Challenge: Transcribe the full listing below exactly.

Records from a collection
◆ ◆ ◆ ◆

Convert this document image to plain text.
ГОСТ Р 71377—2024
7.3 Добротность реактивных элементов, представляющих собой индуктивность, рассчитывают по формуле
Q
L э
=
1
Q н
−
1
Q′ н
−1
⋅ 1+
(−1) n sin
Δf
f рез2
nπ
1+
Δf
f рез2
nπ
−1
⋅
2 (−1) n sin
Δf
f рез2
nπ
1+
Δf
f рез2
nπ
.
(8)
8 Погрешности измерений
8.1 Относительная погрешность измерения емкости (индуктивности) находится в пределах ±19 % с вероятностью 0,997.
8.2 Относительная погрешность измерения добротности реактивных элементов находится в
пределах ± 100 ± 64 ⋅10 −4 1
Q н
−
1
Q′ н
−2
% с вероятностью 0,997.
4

◆ ◆ ◆ ◆

Problem solution:
Convert this document image to plain text.
ГОСТ Р 71377—2024
7.3 Добротность реактивных элементов, представляющих собой индуктивность, рассчитывают по формуле
Q
L э
=
1
Q н
−
1
Q′ н
−1
⋅ 1+
(−1) n sin
Δf
f рез2
nπ
1+
Δf
f рез2
nπ
−1
⋅
2 (−1) n sin
Δf
f рез2
nπ
1+
Δf
f рез2
nπ
.
(8)
8 Погрешности измерений
8.1 Относительная погрешность измерения емкости (индуктивности) находится в пределах ±19 % с вероятностью 0,997.
8.2 Относительная погрешность измерения добротности реактивных элементов находится в
пределах ± 100 ± 64 ⋅10 −4 1
Q н
−
1
Q′ н
−2
% с вероятностью 0,997.
4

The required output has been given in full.